## Task to complete
Extract all of the entries and set them down verbatim.
Segment Open
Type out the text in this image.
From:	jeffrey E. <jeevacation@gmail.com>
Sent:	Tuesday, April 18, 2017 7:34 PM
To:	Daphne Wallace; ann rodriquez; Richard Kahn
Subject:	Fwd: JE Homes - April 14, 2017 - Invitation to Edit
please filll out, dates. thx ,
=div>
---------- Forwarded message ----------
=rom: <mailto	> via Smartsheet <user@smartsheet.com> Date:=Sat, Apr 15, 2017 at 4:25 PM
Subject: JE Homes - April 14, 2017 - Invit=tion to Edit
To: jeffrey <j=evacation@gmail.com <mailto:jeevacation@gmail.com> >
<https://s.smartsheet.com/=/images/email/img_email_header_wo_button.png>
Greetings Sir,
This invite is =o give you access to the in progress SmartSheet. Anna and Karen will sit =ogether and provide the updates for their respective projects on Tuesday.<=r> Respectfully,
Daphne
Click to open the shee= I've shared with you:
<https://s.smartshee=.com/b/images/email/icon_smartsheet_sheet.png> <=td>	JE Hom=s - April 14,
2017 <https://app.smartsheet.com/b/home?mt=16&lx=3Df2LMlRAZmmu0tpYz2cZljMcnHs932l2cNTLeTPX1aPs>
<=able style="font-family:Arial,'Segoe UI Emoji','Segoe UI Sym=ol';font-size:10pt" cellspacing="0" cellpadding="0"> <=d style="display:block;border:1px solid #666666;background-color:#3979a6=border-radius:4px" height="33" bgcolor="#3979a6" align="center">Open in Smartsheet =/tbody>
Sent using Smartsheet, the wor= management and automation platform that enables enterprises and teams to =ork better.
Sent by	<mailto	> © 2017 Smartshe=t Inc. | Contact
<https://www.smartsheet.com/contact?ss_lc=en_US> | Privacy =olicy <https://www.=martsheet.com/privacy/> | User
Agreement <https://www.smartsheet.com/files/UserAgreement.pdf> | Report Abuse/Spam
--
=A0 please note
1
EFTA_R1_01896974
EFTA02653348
Segment Closed
## Written solution
Type out the text in this image.
From:	jeffrey E. <jeevacation@gmail.com>
Sent:	Tuesday, April 18, 2017 7:34 PM
To:	Daphne Wallace; ann rodriquez; Richard Kahn
Subject:	Fwd: JE Homes - April 14, 2017 - Invitation to Edit
please filll out, dates. thx ,
=div>
---------- Forwarded message ----------
=rom: <mailto	> via Smartsheet <user@smartsheet.com> Date:=Sat, Apr 15, 2017 at 4:25 PM
Subject: JE Homes - April 14, 2017 - Invit=tion to Edit
To: jeffrey <j=evacation@gmail.com <mailto:jeevacation@gmail.com> >
<https://s.smartsheet.com/=/images/email/img_email_header_wo_button.png>
Greetings Sir,
This invite is =o give you access to the in progress SmartSheet. Anna and Karen will sit =ogether and provide the updates for their respective projects on Tuesday.<=r> Respectfully,
Daphne
Click to open the shee= I've shared with you:
<https://s.smartshee=.com/b/images/email/icon_smartsheet_sheet.png> <=td>	JE Hom=s - April 14,
2017 <https://app.smartsheet.com/b/home?mt=16&lx=3Df2LMlRAZmmu0tpYz2cZljMcnHs932l2cNTLeTPX1aPs>
<=able style="font-family:Arial,'Segoe UI Emoji','Segoe UI Sym=ol';font-size:10pt" cellspacing="0" cellpadding="0"> <=d style="display:block;border:1px solid #666666;background-color:#3979a6=border-radius:4px" height="33" bgcolor="#3979a6" align="center">Open in Smartsheet =/tbody>
Sent using Smartsheet, the wor= management and automation platform that enables enterprises and teams to =ork better.
Sent by	<mailto	> © 2017 Smartshe=t Inc. | Contact
<https://www.smartsheet.com/contact?ss_lc=en_US> | Privacy =olicy <https://www.=martsheet.com/privacy/> | User
Agreement <https://www.smartsheet.com/files/UserAgreement.pdf> | Report Abuse/Spam
--
=A0 please note
1
EFTA_R1_01896974
EFTA02653348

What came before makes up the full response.